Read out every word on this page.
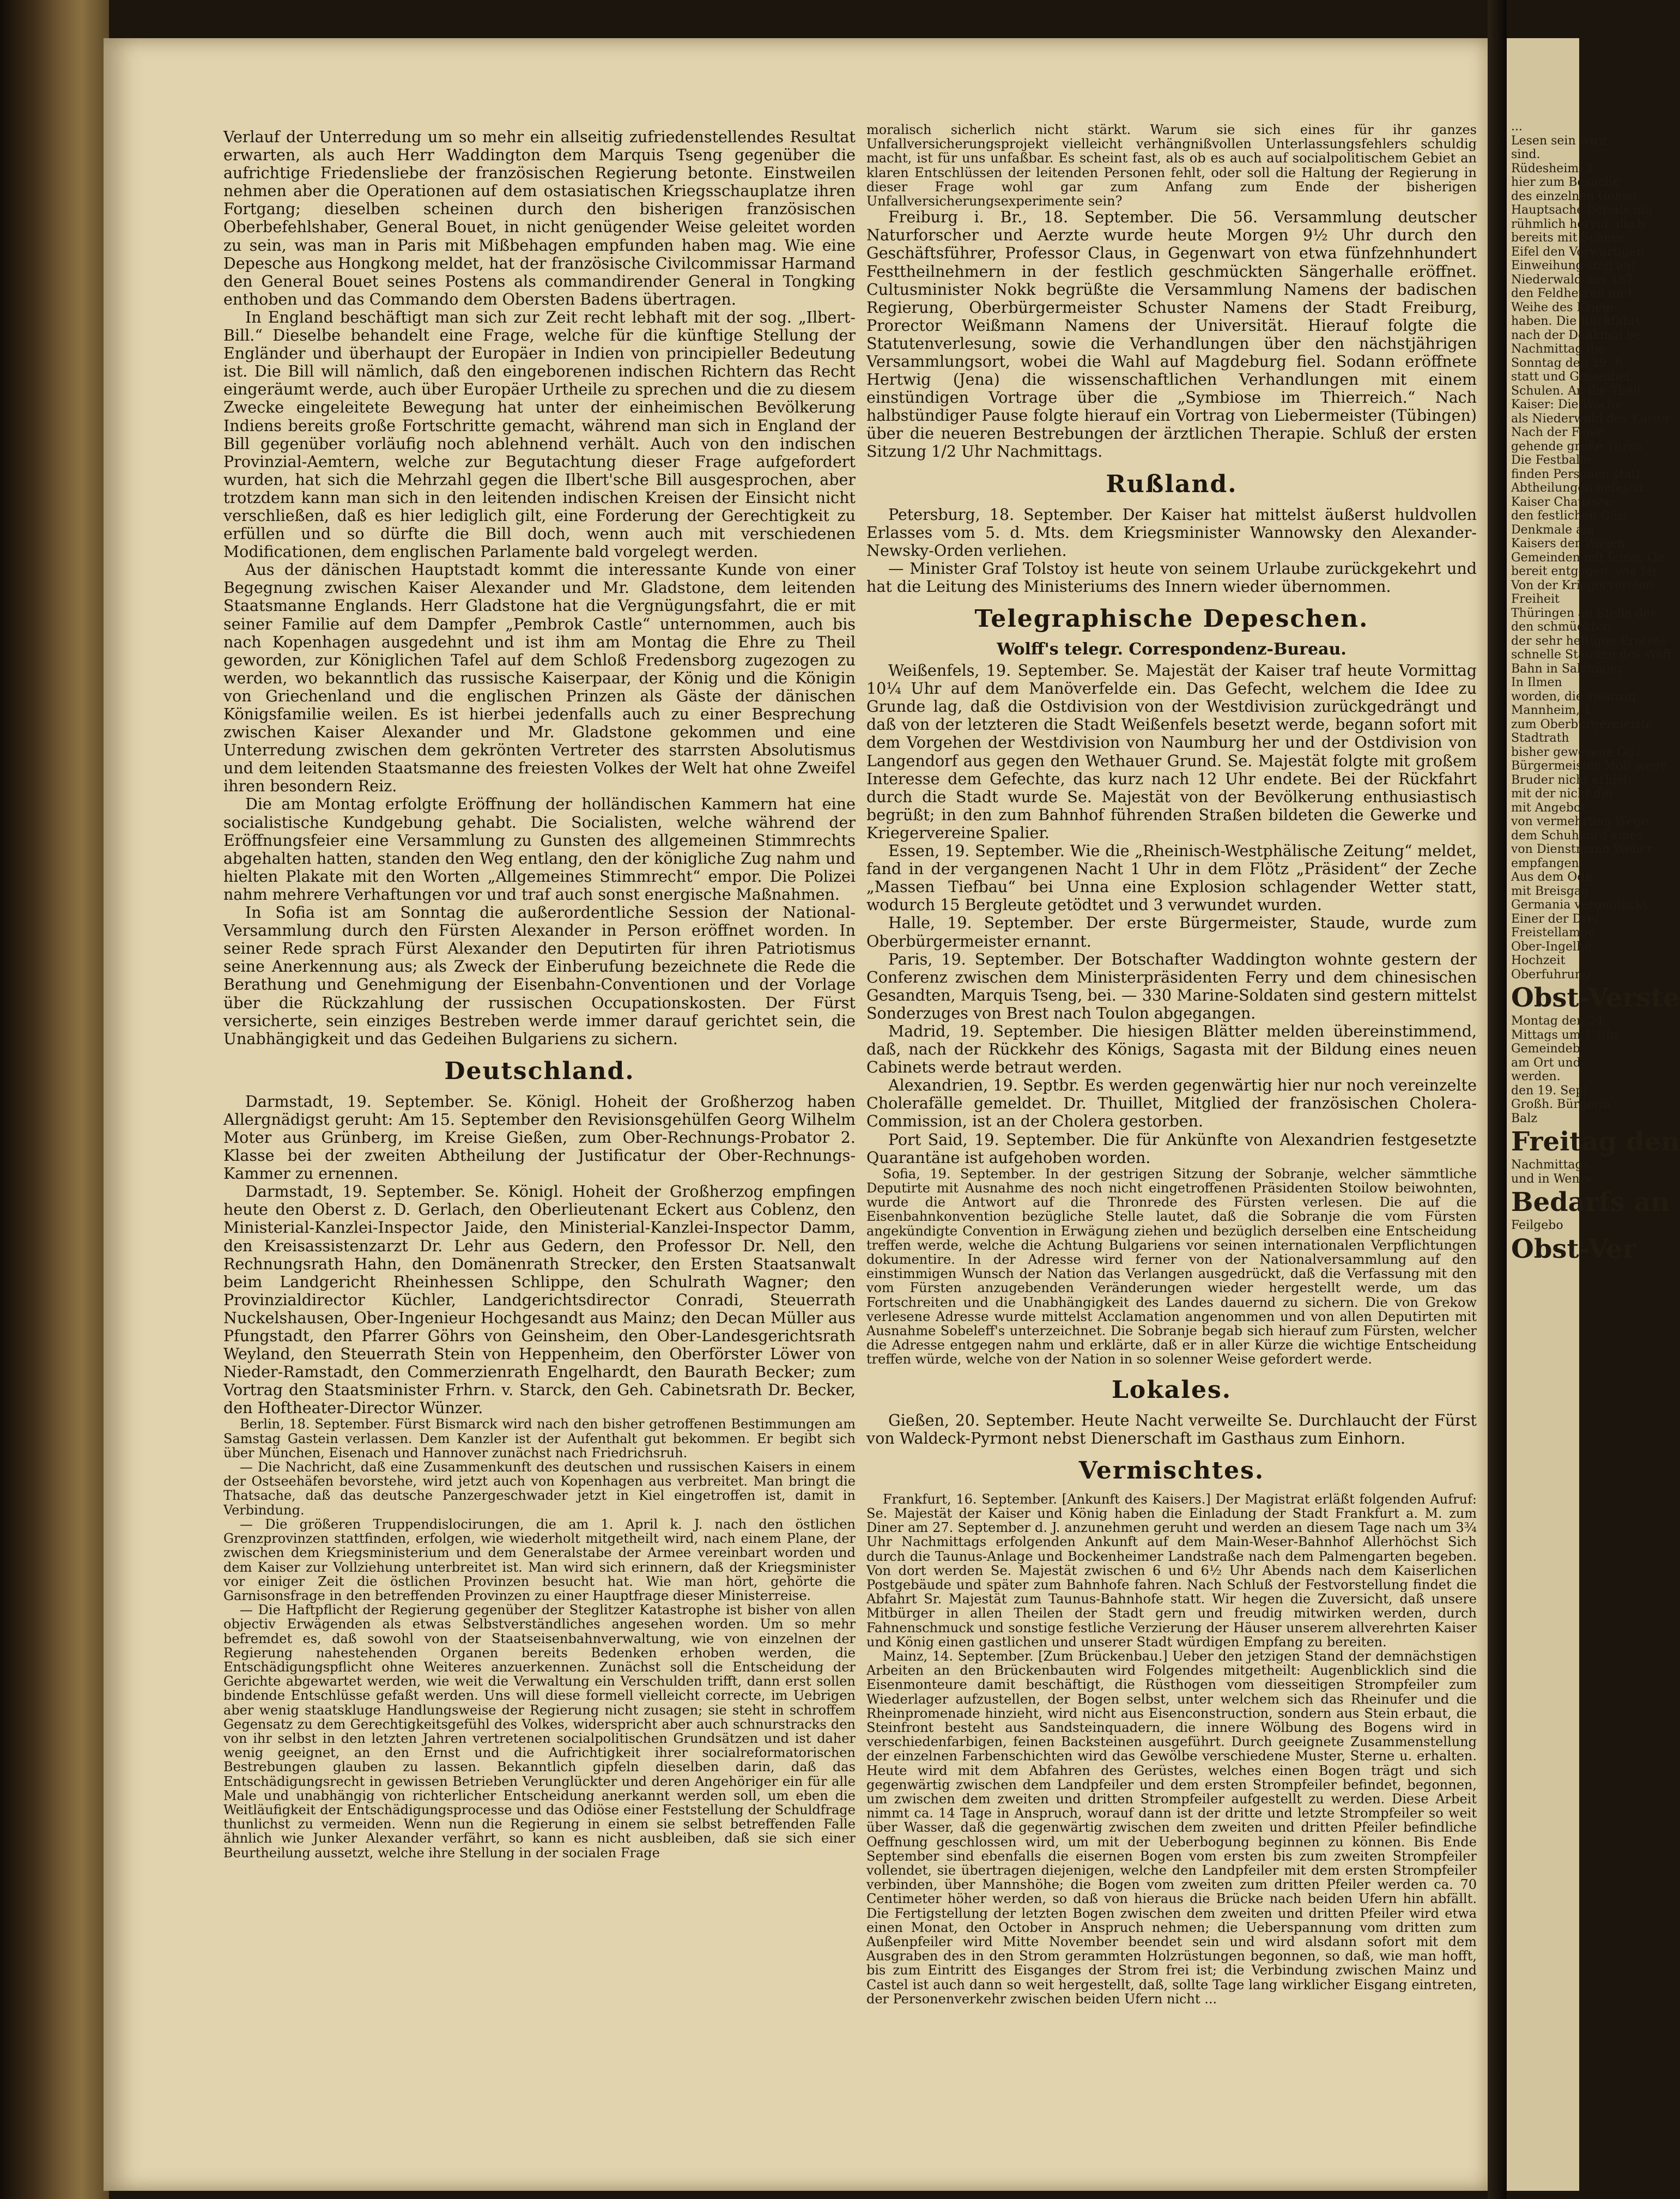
Verlauf der Unterredung um so mehr ein allseitig zufriedenstellendes Resultat erwarten, als auch Herr Waddington dem Marquis Tseng gegenüber die aufrichtige Friedensliebe der französischen Regierung betonte. Einstweilen nehmen aber die Operationen auf dem ostasiatischen Kriegsschauplatze ihren Fortgang; dieselben scheinen durch den bisherigen französischen Oberbefehlshaber, General Bouet, in nicht genügender Weise geleitet worden zu sein, was man in Paris mit Mißbehagen empfunden haben mag. Wie eine Depesche aus Hongkong meldet, hat der französische Civilcommissar Harmand den General Bouet seines Postens als commandirender General in Tongking enthoben und das Commando dem Obersten Badens übertragen.

In England beschäftigt man sich zur Zeit recht lebhaft mit der sog. „Ilbert-Bill.“ Dieselbe behandelt eine Frage, welche für die künftige Stellung der Engländer und überhaupt der Europäer in Indien von principieller Bedeutung ist. Die Bill will nämlich, daß den eingeborenen indischen Richtern das Recht eingeräumt werde, auch über Europäer Urtheile zu sprechen und die zu diesem Zwecke eingeleitete Bewegung hat unter der einheimischen Bevölkerung Indiens bereits große Fortschritte gemacht, während man sich in England der Bill gegenüber vorläufig noch ablehnend verhält. Auch von den indischen Provinzial-Aemtern, welche zur Begutachtung dieser Frage aufgefordert wurden, hat sich die Mehrzahl gegen die Ilbert'sche Bill ausgesprochen, aber trotzdem kann man sich in den leitenden indischen Kreisen der Einsicht nicht verschließen, daß es hier lediglich gilt, eine Forderung der Gerechtigkeit zu erfüllen und so dürfte die Bill doch, wenn auch mit verschiedenen Modificationen, dem englischen Parlamente bald vorgelegt werden.

Aus der dänischen Hauptstadt kommt die interessante Kunde von einer Begegnung zwischen Kaiser Alexander und Mr. Gladstone, dem leitenden Staatsmanne Englands. Herr Gladstone hat die Vergnügungsfahrt, die er mit seiner Familie auf dem Dampfer „Pembrok Castle“ unternommen, auch bis nach Kopenhagen ausgedehnt und ist ihm am Montag die Ehre zu Theil geworden, zur Königlichen Tafel auf dem Schloß Fredensborg zugezogen zu werden, wo bekanntlich das russische Kaiserpaar, der König und die Königin von Griechenland und die englischen Prinzen als Gäste der dänischen Königsfamilie weilen. Es ist hierbei jedenfalls auch zu einer Besprechung zwischen Kaiser Alexander und Mr. Gladstone gekommen und eine Unterredung zwischen dem gekrönten Vertreter des starrsten Absolutismus und dem leitenden Staatsmanne des freiesten Volkes der Welt hat ohne Zweifel ihren besondern Reiz.

Die am Montag erfolgte Eröffnung der holländischen Kammern hat eine socialistische Kundgebung gehabt. Die Socialisten, welche während der Eröffnungsfeier eine Versammlung zu Gunsten des allgemeinen Stimmrechts abgehalten hatten, standen den Weg entlang, den der königliche Zug nahm und hielten Plakate mit den Worten „Allgemeines Stimmrecht“ empor. Die Polizei nahm mehrere Verhaftungen vor und traf auch sonst energische Maßnahmen.

In Sofia ist am Sonntag die außerordentliche Session der National-Versammlung durch den Fürsten Alexander in Person eröffnet worden. In seiner Rede sprach Fürst Alexander den Deputirten für ihren Patriotismus seine Anerkennung aus; als Zweck der Einberufung bezeichnete die Rede die Berathung und Genehmigung der Eisenbahn-Conventionen und der Vorlage über die Rückzahlung der russischen Occupationskosten. Der Fürst versicherte, sein einziges Bestreben werde immer darauf gerichtet sein, die Unabhängigkeit und das Gedeihen Bulgariens zu sichern.

Deutschland.

Darmstadt, 19. September. Se. Königl. Hoheit der Großherzog haben Allergnädigst geruht: Am 15. September den Revisionsgehülfen Georg Wilhelm Moter aus Grünberg, im Kreise Gießen, zum Ober-Rechnungs-Probator 2. Klasse bei der zweiten Abtheilung der Justificatur der Ober-Rechnungs-Kammer zu ernennen.

Darmstadt, 19. September. Se. Königl. Hoheit der Großherzog empfingen heute den Oberst z. D. Gerlach, den Oberlieutenant Eckert aus Coblenz, den Ministerial-Kanzlei-Inspector Jaide, den Ministerial-Kanzlei-Inspector Damm, den Kreisassistenzarzt Dr. Lehr aus Gedern, den Professor Dr. Nell, den Rechnungsrath Hahn, den Domänenrath Strecker, den Ersten Staatsanwalt beim Landgericht Rheinhessen Schlippe, den Schulrath Wagner; den Provinzialdirector Küchler, Landgerichtsdirector Conradi, Steuerrath Nuckelshausen, Ober-Ingenieur Hochgesandt aus Mainz; den Decan Müller aus Pfungstadt, den Pfarrer Göhrs von Geinsheim, den Ober-Landesgerichtsrath Weyland, den Steuerrath Stein von Heppenheim, den Oberförster Löwer von Nieder-Ramstadt, den Commerzienrath Engelhardt, den Baurath Becker; zum Vortrag den Staatsminister Frhrn. v. Starck, den Geh. Cabinetsrath Dr. Becker, den Hoftheater-Director Wünzer.

Berlin, 18. September. Fürst Bismarck wird nach den bisher getroffenen Bestimmungen am Samstag Gastein verlassen. Dem Kanzler ist der Aufenthalt gut bekommen. Er begibt sich über München, Eisenach und Hannover zunächst nach Friedrichsruh.

— Die Nachricht, daß eine Zusammenkunft des deutschen und russischen Kaisers in einem der Ostseehäfen bevorstehe, wird jetzt auch von Kopenhagen aus verbreitet. Man bringt die Thatsache, daß das deutsche Panzergeschwader jetzt in Kiel eingetroffen ist, damit in Verbindung.

— Die größeren Truppendislocirungen, die am 1. April k. J. nach den östlichen Grenzprovinzen stattfinden, erfolgen, wie wiederholt mitgetheilt wird, nach einem Plane, der zwischen dem Kriegsministerium und dem Generalstabe der Armee vereinbart worden und dem Kaiser zur Vollziehung unterbreitet ist. Man wird sich erinnern, daß der Kriegsminister vor einiger Zeit die östlichen Provinzen besucht hat. Wie man hört, gehörte die Garnisonsfrage in den betreffenden Provinzen zu einer Hauptfrage dieser Ministerreise.

— Die Haftpflicht der Regierung gegenüber der Steglitzer Katastrophe ist bisher von allen objectiv Erwägenden als etwas Selbstverständliches angesehen worden. Um so mehr befremdet es, daß sowohl von der Staatseisenbahnverwaltung, wie von einzelnen der Regierung nahestehenden Organen bereits Bedenken erhoben werden, die Entschädigungspflicht ohne Weiteres anzuerkennen. Zunächst soll die Entscheidung der Gerichte abgewartet werden, wie weit die Verwaltung ein Verschulden trifft, dann erst sollen bindende Entschlüsse gefaßt werden. Uns will diese formell vielleicht correcte, im Uebrigen aber wenig staatskluge Handlungsweise der Regierung nicht zusagen; sie steht in schroffem Gegensatz zu dem Gerechtigkeitsgefühl des Volkes, widerspricht aber auch schnurstracks den von ihr selbst in den letzten Jahren vertretenen socialpolitischen Grundsätzen und ist daher wenig geeignet, an den Ernst und die Aufrichtigkeit ihrer socialreformatorischen Bestrebungen glauben zu lassen. Bekanntlich gipfeln dieselben darin, daß das Entschädigungsrecht in gewissen Betrieben Verunglückter und deren Angehöriger ein für alle Male und unabhängig von richterlicher Entscheidung anerkannt werden soll, um eben die Weitläufigkeit der Entschädigungsprocesse und das Odiöse einer Feststellung der Schuldfrage thunlichst zu vermeiden. Wenn nun die Regierung in einem sie selbst betreffenden Falle ähnlich wie Junker Alexander verfährt, so kann es nicht ausbleiben, daß sie sich einer Beurtheilung aussetzt, welche ihre Stellung in der socialen Frage

moralisch sicherlich nicht stärkt. Warum sie sich eines für ihr ganzes Unfallversicherungsprojekt vielleicht verhängnißvollen Unterlassungsfehlers schuldig macht, ist für uns unfaßbar. Es scheint fast, als ob es auch auf socialpolitischem Gebiet an klaren Entschlüssen der leitenden Personen fehlt, oder soll die Haltung der Regierung in dieser Frage wohl gar zum Anfang zum Ende der bisherigen Unfallversicherungsexperimente sein?

Freiburg i. Br., 18. September. Die 56. Versammlung deutscher Naturforscher und Aerzte wurde heute Morgen 9½ Uhr durch den Geschäftsführer, Professor Claus, in Gegenwart von etwa fünfzehnhundert Festtheilnehmern in der festlich geschmückten Sängerhalle eröffnet. Cultusminister Nokk begrüßte die Versammlung Namens der badischen Regierung, Oberbürgermeister Schuster Namens der Stadt Freiburg, Prorector Weißmann Namens der Universität. Hierauf folgte die Statutenverlesung, sowie die Verhandlungen über den nächstjährigen Versammlungsort, wobei die Wahl auf Magdeburg fiel. Sodann eröffnete Hertwig (Jena) die wissenschaftlichen Verhandlungen mit einem einstündigen Vortrage über die „Symbiose im Thierreich.“ Nach halbstündiger Pause folgte hierauf ein Vortrag von Liebermeister (Tübingen) über die neueren Bestrebungen der ärztlichen Therapie. Schluß der ersten Sitzung 1/2 Uhr Nachmittags.

Rußland.

Petersburg, 18. September. Der Kaiser hat mittelst äußerst huldvollen Erlasses vom 5. d. Mts. dem Kriegsminister Wannowsky den Alexander-Newsky-Orden verliehen.

— Minister Graf Tolstoy ist heute von seinem Urlaube zurückgekehrt und hat die Leitung des Ministeriums des Innern wieder übernommen.

Telegraphische Depeschen.
Wolff's telegr. Correspondenz-Bureau.

Weißenfels, 19. September. Se. Majestät der Kaiser traf heute Vormittag 10¼ Uhr auf dem Manöverfelde ein. Das Gefecht, welchem die Idee zu Grunde lag, daß die Ostdivision von der Westdivision zurückgedrängt und daß von der letzteren die Stadt Weißenfels besetzt werde, begann sofort mit dem Vorgehen der Westdivision von Naumburg her und der Ostdivision von Langendorf aus gegen den Wethauer Grund. Se. Majestät folgte mit großem Interesse dem Gefechte, das kurz nach 12 Uhr endete. Bei der Rückfahrt durch die Stadt wurde Se. Majestät von der Bevölkerung enthusiastisch begrüßt; in den zum Bahnhof führenden Straßen bildeten die Gewerke und Kriegervereine Spalier.

Essen, 19. September. Wie die „Rheinisch-Westphälische Zeitung“ meldet, fand in der vergangenen Nacht 1 Uhr in dem Flötz „Präsident“ der Zeche „Massen Tiefbau“ bei Unna eine Explosion schlagender Wetter statt, wodurch 15 Bergleute getödtet und 3 verwundet wurden.

Halle, 19. September. Der erste Bürgermeister, Staude, wurde zum Oberbürgermeister ernannt.

Paris, 19. September. Der Botschafter Waddington wohnte gestern der Conferenz zwischen dem Ministerpräsidenten Ferry und dem chinesischen Gesandten, Marquis Tseng, bei. — 330 Marine-Soldaten sind gestern mittelst Sonderzuges von Brest nach Toulon abgegangen.

Madrid, 19. September. Die hiesigen Blätter melden übereinstimmend, daß, nach der Rückkehr des Königs, Sagasta mit der Bildung eines neuen Cabinets werde betraut werden.

Alexandrien, 19. Septbr. Es werden gegenwärtig hier nur noch vereinzelte Cholerafälle gemeldet. Dr. Thuillet, Mitglied der französischen Cholera-Commission, ist an der Cholera gestorben.

Port Said, 19. September. Die für Ankünfte von Alexandrien festgesetzte Quarantäne ist aufgehoben worden.

Sofia, 19. September. In der gestrigen Sitzung der Sobranje, welcher sämmtliche Deputirte mit Ausnahme des noch nicht eingetroffenen Präsidenten Stoilow beiwohnten, wurde die Antwort auf die Thronrede des Fürsten verlesen. Die auf die Eisenbahnkonvention bezügliche Stelle lautet, daß die Sobranje die vom Fürsten angekündigte Convention in Erwägung ziehen und bezüglich derselben eine Entscheidung treffen werde, welche die Achtung Bulgariens vor seinen internationalen Verpflichtungen dokumentire. In der Adresse wird ferner von der Nationalversammlung auf den einstimmigen Wunsch der Nation das Verlangen ausgedrückt, daß die Verfassung mit den vom Fürsten anzugebenden Veränderungen wieder hergestellt werde, um das Fortschreiten und die Unabhängigkeit des Landes dauernd zu sichern. Die von Grekow verlesene Adresse wurde mittelst Acclamation angenommen und von allen Deputirten mit Ausnahme Sobeleff's unterzeichnet. Die Sobranje begab sich hierauf zum Fürsten, welcher die Adresse entgegen nahm und erklärte, daß er in aller Kürze die wichtige Entscheidung treffen würde, welche von der Nation in so solenner Weise gefordert werde.

Lokales.

Gießen, 20. September. Heute Nacht verweilte Se. Durchlaucht der Fürst von Waldeck-Pyrmont nebst Dienerschaft im Gasthaus zum Einhorn.

Vermischtes.

Frankfurt, 16. September. [Ankunft des Kaisers.] Der Magistrat erläßt folgenden Aufruf: Se. Majestät der Kaiser und König haben die Einladung der Stadt Frankfurt a. M. zum Diner am 27. September d. J. anzunehmen geruht und werden an diesem Tage nach um 3¾ Uhr Nachmittags erfolgenden Ankunft auf dem Main-Weser-Bahnhof Allerhöchst Sich durch die Taunus-Anlage und Bockenheimer Landstraße nach dem Palmengarten begeben. Von dort werden Se. Majestät zwischen 6 und 6½ Uhr Abends nach dem Kaiserlichen Postgebäude und später zum Bahnhofe fahren. Nach Schluß der Festvorstellung findet die Abfahrt Sr. Majestät zum Taunus-Bahnhofe statt. Wir hegen die Zuversicht, daß unsere Mitbürger in allen Theilen der Stadt gern und freudig mitwirken werden, durch Fahnenschmuck und sonstige festliche Verzierung der Häuser unserem allverehrten Kaiser und König einen gastlichen und unserer Stadt würdigen Empfang zu bereiten.

Mainz, 14. September. [Zum Brückenbau.] Ueber den jetzigen Stand der demnächstigen Arbeiten an den Brückenbauten wird Folgendes mitgetheilt: Augenblicklich sind die Eisenmonteure damit beschäftigt, die Rüsthogen vom diesseitigen Strompfeiler zum Wiederlager aufzustellen, der Bogen selbst, unter welchem sich das Rheinufer und die Rheinpromenade hinzieht, wird nicht aus Eisenconstruction, sondern aus Stein erbaut, die Steinfront besteht aus Sandsteinquadern, die innere Wölbung des Bogens wird in verschiedenfarbigen, feinen Backsteinen ausgeführt. Durch geeignete Zusammenstellung der einzelnen Farbenschichten wird das Gewölbe verschiedene Muster, Sterne u. erhalten. Heute wird mit dem Abfahren des Gerüstes, welches einen Bogen trägt und sich gegenwärtig zwischen dem Landpfeiler und dem ersten Strompfeiler befindet, begonnen, um zwischen dem zweiten und dritten Strompfeiler aufgestellt zu werden. Diese Arbeit nimmt ca. 14 Tage in Anspruch, worauf dann ist der dritte und letzte Strompfeiler so weit über Wasser, daß die gegenwärtig zwischen dem zweiten und dritten Pfeiler befindliche Oeffnung geschlossen wird, um mit der Ueberbogung beginnen zu können. Bis Ende September sind ebenfalls die eisernen Bogen vom ersten bis zum zweiten Strompfeiler vollendet, sie übertragen diejenigen, welche den Landpfeiler mit dem ersten Strompfeiler verbinden, über Mannshöhe; die Bogen vom zweiten zum dritten Pfeiler werden ca. 70 Centimeter höher werden, so daß von hieraus die Brücke nach beiden Ufern hin abfällt. Die Fertigstellung der letzten Bogen zwischen dem zweiten und dritten Pfeiler wird etwa einen Monat, den October in Anspruch nehmen; die Ueberspannung vom dritten zum Außenpfeiler wird Mitte November beendet sein und wird alsdann sofort mit dem Ausgraben des in den Strom gerammten Holzrüstungen begonnen, so daß, wie man hofft, bis zum Eintritt des Eisganges der Strom frei ist; die Verbindung zwischen Mainz und Castel ist auch dann so weit hergestellt, daß, sollte Tage lang wirklicher Eisgang eintreten, der Personenverkehr zwischen beiden Ufern nicht ...

...
Lesen sein wird,
sind.
Rüdesheim, 1
hier zum Besuche
des einzelnen Gemei
Hauptsache bereits am
rühmlich hervor, doch
bereits mit Schnee
Eifel den Vorwärtigen
Einweihung sind auf
Niederwald aus 187
den Feldherren und
Weihe des Kriege
haben. Die Rückfahrt
nach der Denkmal be
Nachmittag die
Sonntag den 29. b
statt und Geisenhei
Schulen. An die Theil
Kaiser: Die Wache
als Niederwald des Kaiser
Nach der Feier
gehende große Turns
Die Festballe
finden Personen statt
Abtheilungen gefeiert
Kaiser Chaussee
den festlichen Gäst
Denkmale am
Kaisers der Wagen
Gemeinden mit feiner Ga
bereit entgegen, wie fei
Von der Kriegervereine
Freiheit
Thüringen an Stelle der
den schmückten
der sehr heftigen Erntefe
schnelle Stauung des Waff
Bahn in Salzunger
In Ilmen
worden, die zwanzig
Mannheim, 1
zum Oberbürgermeiste
Stadtrath
bisher gewesene Gg.
Bürgermeister Moll wege
Bruder nicht erhielt,
mit der nicht die
mit Angebot
von vermehrtem Wege
dem Schuhkord eines
von Dienstmann Weber
empfangen
Aus dem Ode
mit Breisgau
Germania verunglückt
Einer der Drei
Freistellampe
Ober-Ingelhe
Hochzeit
Oberfuhrung
Obst-Verste
Montag den 24
Mittags um 1 Uhr
Gemeindeb
am Ort und
werden.
den 19. Sept
Großh. Bürgerm
Balz
Freitag den
Nachmittags
und in Wenze
Bedarfs an
Feilgebo
Obst-Ver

########

**Work task**
For this exercise, find all lines in the records containing the word "Niederwald" and copy them.

**Answer to the exercise**
Niederwald aus 187
als Niederwald des Kaiser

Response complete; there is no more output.